══ RECORDS FOR THE TASK ══
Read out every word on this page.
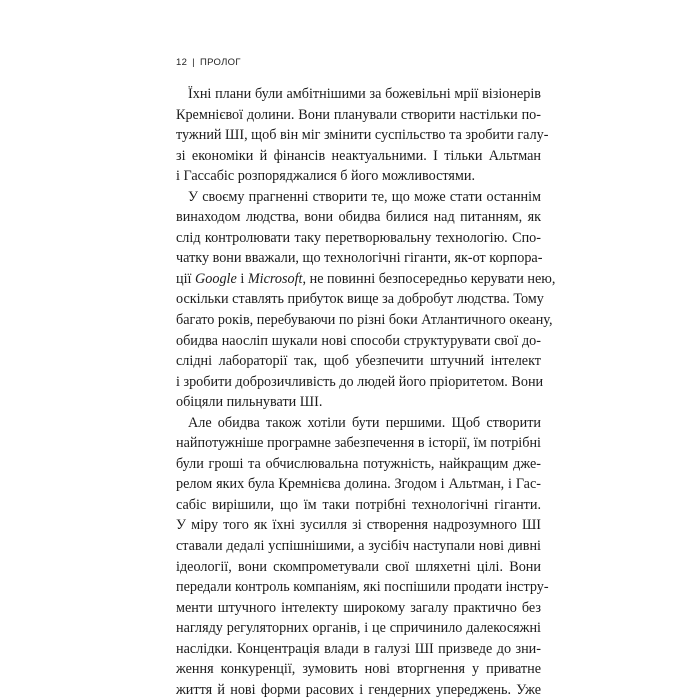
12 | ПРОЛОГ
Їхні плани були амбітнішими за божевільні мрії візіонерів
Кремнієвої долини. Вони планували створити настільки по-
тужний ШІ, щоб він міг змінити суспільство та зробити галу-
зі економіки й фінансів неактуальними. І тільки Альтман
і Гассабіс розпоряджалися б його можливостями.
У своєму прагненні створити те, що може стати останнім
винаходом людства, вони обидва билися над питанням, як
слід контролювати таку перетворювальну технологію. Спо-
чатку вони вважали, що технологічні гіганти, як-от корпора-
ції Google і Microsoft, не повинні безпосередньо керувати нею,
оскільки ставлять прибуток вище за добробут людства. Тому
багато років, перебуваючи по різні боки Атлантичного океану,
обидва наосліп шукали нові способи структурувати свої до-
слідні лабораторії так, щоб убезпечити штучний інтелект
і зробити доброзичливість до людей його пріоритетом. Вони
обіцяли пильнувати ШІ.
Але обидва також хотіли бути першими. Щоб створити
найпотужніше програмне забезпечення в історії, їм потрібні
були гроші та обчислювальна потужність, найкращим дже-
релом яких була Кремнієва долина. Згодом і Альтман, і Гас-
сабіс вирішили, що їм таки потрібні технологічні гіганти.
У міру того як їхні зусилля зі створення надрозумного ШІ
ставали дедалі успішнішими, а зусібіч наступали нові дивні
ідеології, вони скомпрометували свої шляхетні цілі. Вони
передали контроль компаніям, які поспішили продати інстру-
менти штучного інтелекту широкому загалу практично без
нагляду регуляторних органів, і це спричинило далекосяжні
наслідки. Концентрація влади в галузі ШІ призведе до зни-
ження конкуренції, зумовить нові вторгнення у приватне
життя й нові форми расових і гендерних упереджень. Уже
═══
══ RECORDS FOR THE TASK ══
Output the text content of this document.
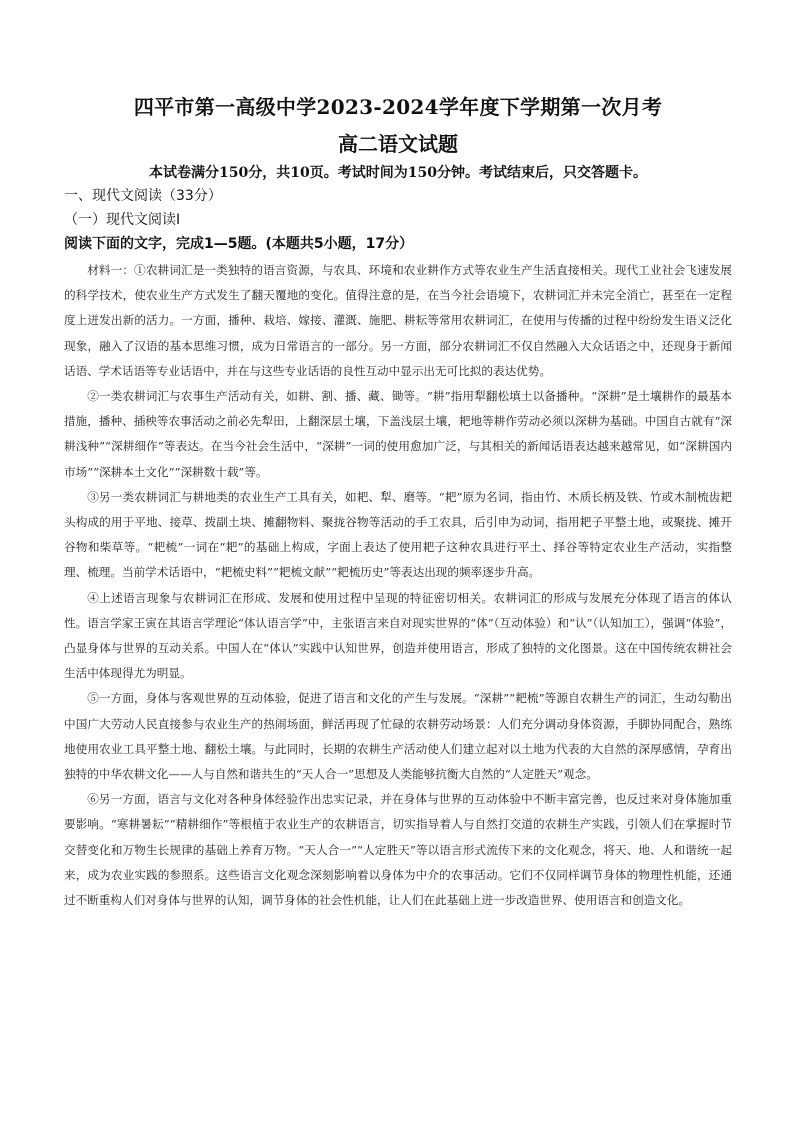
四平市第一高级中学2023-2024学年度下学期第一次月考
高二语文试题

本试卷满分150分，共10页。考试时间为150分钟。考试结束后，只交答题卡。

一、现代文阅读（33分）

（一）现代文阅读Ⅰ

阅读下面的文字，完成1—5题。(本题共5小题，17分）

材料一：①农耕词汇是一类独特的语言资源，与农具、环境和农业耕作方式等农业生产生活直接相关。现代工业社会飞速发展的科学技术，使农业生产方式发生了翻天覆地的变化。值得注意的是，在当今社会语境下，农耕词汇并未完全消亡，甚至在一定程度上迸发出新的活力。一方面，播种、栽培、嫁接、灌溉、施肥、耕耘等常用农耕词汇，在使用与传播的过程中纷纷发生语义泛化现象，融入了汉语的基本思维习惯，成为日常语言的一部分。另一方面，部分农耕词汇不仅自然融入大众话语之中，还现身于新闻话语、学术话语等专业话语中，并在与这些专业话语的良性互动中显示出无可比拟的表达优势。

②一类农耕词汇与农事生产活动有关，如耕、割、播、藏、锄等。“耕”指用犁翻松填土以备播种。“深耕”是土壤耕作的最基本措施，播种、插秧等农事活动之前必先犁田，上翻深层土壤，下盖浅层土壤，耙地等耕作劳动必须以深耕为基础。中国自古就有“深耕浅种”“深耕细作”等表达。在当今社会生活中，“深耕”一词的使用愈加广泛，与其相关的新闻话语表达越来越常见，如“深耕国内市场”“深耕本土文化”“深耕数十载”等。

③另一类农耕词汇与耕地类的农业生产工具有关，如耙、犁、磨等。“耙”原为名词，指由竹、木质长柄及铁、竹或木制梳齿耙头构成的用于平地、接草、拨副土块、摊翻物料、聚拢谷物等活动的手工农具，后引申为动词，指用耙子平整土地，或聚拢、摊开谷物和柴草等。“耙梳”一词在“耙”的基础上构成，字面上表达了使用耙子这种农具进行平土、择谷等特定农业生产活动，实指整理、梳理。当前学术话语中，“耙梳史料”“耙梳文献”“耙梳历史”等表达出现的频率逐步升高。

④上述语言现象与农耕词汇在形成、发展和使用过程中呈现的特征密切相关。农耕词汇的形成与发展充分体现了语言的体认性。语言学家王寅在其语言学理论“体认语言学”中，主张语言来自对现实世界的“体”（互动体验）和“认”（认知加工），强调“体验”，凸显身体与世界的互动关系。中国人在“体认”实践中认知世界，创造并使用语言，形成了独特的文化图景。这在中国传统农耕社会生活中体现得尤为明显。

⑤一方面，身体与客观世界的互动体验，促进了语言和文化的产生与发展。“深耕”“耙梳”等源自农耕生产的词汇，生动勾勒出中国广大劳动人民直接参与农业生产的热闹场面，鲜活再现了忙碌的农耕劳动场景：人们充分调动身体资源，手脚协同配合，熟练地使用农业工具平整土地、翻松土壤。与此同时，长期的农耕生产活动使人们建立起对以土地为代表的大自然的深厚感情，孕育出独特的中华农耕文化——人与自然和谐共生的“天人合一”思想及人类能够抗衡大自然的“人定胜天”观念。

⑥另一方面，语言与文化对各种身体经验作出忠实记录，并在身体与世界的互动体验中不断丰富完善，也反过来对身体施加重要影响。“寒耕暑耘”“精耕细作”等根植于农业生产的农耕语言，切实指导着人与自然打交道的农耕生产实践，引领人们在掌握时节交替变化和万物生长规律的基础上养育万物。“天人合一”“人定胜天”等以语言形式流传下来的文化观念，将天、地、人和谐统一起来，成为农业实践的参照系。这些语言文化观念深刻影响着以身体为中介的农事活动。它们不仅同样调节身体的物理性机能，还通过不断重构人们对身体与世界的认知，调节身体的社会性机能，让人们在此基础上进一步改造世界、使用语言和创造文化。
═══
== DIRECTION ==
Tally the lines of the listing in which the word "технологічні" occurs, and state the total alone.

== SOLUTION FOR THIS PROBLEM ==
2